• REQUIRED WORK: Pick out the lines below that include the string "Seminar".

◇ ◇ ◇

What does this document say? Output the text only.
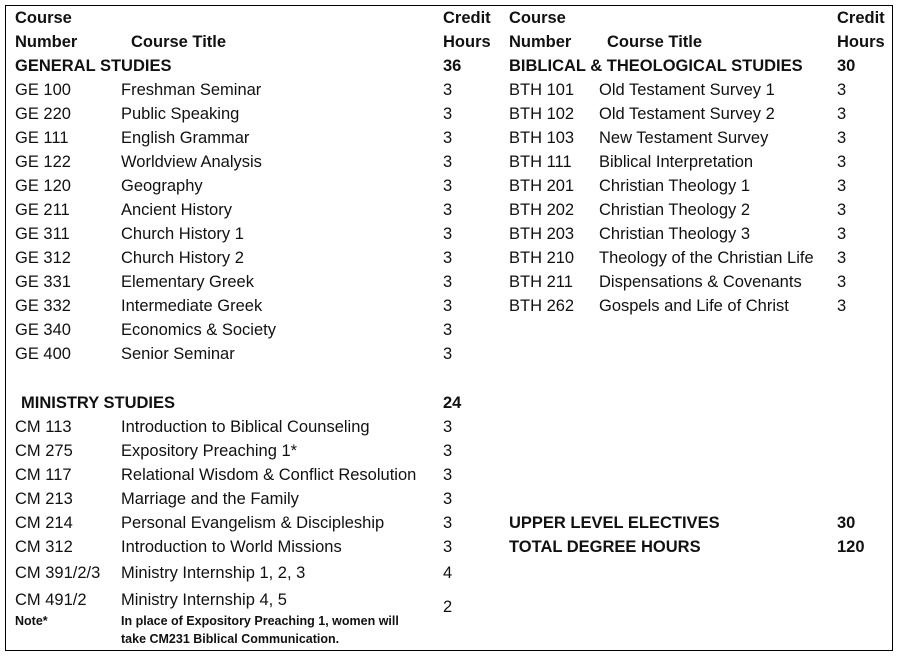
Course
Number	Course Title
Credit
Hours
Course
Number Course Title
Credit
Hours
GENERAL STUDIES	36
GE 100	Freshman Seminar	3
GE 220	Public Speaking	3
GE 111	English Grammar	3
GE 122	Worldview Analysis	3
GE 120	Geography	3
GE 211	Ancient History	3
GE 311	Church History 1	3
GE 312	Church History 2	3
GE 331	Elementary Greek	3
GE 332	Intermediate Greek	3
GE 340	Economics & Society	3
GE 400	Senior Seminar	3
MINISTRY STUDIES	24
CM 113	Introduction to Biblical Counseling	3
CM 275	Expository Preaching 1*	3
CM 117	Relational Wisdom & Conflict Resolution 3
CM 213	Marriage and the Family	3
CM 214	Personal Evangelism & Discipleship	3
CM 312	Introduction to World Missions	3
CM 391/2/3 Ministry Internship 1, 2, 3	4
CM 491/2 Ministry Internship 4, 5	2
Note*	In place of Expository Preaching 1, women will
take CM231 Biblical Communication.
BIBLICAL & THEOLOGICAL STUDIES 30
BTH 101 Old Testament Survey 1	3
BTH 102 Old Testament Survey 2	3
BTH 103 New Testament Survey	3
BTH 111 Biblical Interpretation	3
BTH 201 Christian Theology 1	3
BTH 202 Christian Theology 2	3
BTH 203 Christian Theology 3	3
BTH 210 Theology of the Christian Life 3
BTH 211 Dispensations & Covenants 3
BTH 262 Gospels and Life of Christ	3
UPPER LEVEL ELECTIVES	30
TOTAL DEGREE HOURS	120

◇ ◇ ◇

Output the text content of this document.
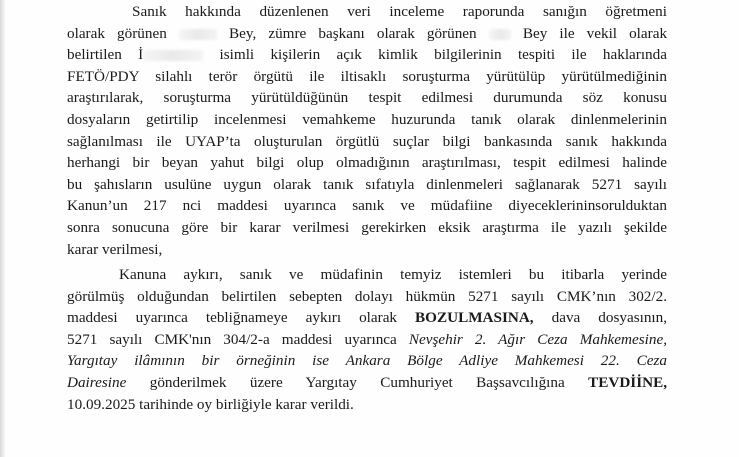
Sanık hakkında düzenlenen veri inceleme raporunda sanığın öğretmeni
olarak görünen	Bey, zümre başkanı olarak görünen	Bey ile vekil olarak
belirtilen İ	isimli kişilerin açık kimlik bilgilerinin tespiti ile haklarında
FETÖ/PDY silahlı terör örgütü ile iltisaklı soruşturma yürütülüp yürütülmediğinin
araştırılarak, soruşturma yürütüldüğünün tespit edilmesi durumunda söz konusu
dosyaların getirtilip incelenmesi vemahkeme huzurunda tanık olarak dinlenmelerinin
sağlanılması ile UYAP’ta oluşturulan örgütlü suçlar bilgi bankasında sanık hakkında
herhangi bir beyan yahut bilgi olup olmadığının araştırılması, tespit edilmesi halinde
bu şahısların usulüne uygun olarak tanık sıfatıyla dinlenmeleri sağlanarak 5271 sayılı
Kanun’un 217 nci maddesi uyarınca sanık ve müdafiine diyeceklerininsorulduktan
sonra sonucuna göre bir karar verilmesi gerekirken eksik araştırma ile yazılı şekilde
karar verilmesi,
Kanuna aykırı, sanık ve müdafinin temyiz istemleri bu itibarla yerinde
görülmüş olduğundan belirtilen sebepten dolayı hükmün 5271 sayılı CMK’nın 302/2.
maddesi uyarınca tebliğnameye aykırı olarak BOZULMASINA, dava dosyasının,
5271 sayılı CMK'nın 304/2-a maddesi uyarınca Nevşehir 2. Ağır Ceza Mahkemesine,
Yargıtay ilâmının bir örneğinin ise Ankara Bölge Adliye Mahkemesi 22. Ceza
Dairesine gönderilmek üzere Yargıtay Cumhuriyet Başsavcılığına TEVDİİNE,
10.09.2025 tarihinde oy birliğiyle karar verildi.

◇ ◇ ◇

• COMPLETED EXERCISE:
GE 100	Freshman Seminar	3
GE 400	Senior Seminar	3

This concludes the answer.